WHAT THE TASK ASKS: Recast every line of the entries below as a Markdown table with the columns "Row" and "Line," numbering the rows in order and skipping blank lines.

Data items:
◇ ◇ ◇ ◇ ◇ ◇ ◇
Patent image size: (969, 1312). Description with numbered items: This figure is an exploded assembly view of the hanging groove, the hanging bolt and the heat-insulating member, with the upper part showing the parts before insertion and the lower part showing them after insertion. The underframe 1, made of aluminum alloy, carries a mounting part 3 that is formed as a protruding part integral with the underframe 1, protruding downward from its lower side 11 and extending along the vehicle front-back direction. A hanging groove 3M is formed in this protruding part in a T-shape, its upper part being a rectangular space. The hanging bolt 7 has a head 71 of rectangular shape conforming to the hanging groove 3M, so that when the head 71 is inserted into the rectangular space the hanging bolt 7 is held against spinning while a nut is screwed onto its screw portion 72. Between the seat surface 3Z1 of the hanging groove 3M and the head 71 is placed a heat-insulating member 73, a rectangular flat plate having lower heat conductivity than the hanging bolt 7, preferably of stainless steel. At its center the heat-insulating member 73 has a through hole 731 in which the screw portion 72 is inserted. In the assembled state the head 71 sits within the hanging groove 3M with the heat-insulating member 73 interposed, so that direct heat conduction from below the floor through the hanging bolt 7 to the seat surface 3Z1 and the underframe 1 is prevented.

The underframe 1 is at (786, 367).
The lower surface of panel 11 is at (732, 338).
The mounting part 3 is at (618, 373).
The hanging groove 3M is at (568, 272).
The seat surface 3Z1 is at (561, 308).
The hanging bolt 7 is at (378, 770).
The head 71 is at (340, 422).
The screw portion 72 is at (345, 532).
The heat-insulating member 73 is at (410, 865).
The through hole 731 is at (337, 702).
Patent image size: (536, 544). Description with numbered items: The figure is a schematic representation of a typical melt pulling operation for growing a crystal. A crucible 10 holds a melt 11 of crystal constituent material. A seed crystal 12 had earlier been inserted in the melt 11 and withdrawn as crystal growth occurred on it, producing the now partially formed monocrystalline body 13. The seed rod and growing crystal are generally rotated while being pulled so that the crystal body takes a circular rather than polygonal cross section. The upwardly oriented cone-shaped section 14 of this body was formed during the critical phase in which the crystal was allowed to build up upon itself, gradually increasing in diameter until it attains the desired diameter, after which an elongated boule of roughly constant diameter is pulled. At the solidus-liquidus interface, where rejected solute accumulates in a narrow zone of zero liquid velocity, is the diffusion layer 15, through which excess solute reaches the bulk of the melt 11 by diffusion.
◇ ◇ ◇ ◇ ◇ ◇ ◇
ANSWER TO THE PROBLEM:
| Row | Line |
|---|---|
| 1 | Patent image size: (969, 1312). Description with numbered items: This figure is an exploded assembly view of the hanging groove, the hanging bolt and the heat-insulating member, with the upper part showing the parts before insertion and the lower part showing them after insertion. The underframe 1, made of aluminum alloy, carries a mounting part 3 that is formed as a protruding part integral with the underframe 1, protruding downward from its lower side 11 and extending along the vehicle front-back direction. A hanging groove 3M is formed in this protruding part in a T-shape, its upper part being a rectangular space. The hanging bolt 7 has a head 71 of rectangular shape conforming to the hanging groove 3M, so that when the head 71 is inserted into the rectangular space the hanging bolt 7 is held against spinning while a nut is screwed onto its screw portion 72. Between the seat surface 3Z1 of the hanging groove 3M and the head 71 is placed a heat-insulating member 73, a rectangular flat plate having lower heat conductivity than the hanging bolt 7, preferably of stainless steel. At its center the heat-insulating member 73 has a through hole 731 in which the screw portion 72 is inserted. In the assembled state the head 71 sits within the hanging groove 3M with the heat-insulating member 73 interposed, so that direct heat conduction from below the floor through the hanging bolt 7 to the seat surface 3Z1 and the underframe 1 is prevented. |
| 2 | The underframe 1 is at (786, 367). |
| 3 | The lower surface of panel 11 is at (732, 338). |
| 4 | The mounting part 3 is at (618, 373). |
| 5 | The hanging groove 3M is at (568, 272). |
| 6 | The seat surface 3Z1 is at (561, 308). |
| 7 | The hanging bolt 7 is at (378, 770). |
| 8 | The head 71 is at (340, 422). |
| 9 | The screw portion 72 is at (345, 532). |
| 10 | The heat-insulating member 73 is at (410, 865). |
| 11 | The through hole 731 is at (337, 702). |
| 12 | Patent image size: (536, 544). Description with numbered items: The figure is a schematic representation of a typical melt pulling operation for growing a crystal. A crucible 10 holds a melt 11 of crystal constituent material. A seed crystal 12 had earlier been inserted in the melt 11 and withdrawn as crystal growth occurred on it, producing the now partially formed monocrystalline body 13. The seed rod and growing crystal are generally rotated while being pulled so that the crystal body takes a circular rather than polygonal cross section. The upwardly oriented cone-shaped section 14 of this body was formed during the critical phase in which the crystal was allowed to build up upon itself, gradually increasing in diameter until it attains the desired diameter, after which an elongated boule of roughly constant diameter is pulled. At the solidus-liquidus interface, where rejected solute accumulates in a narrow zone of zero liquid velocity, is the diffusion layer 15, through which excess solute reaches the bulk of the melt 11 by diffusion. |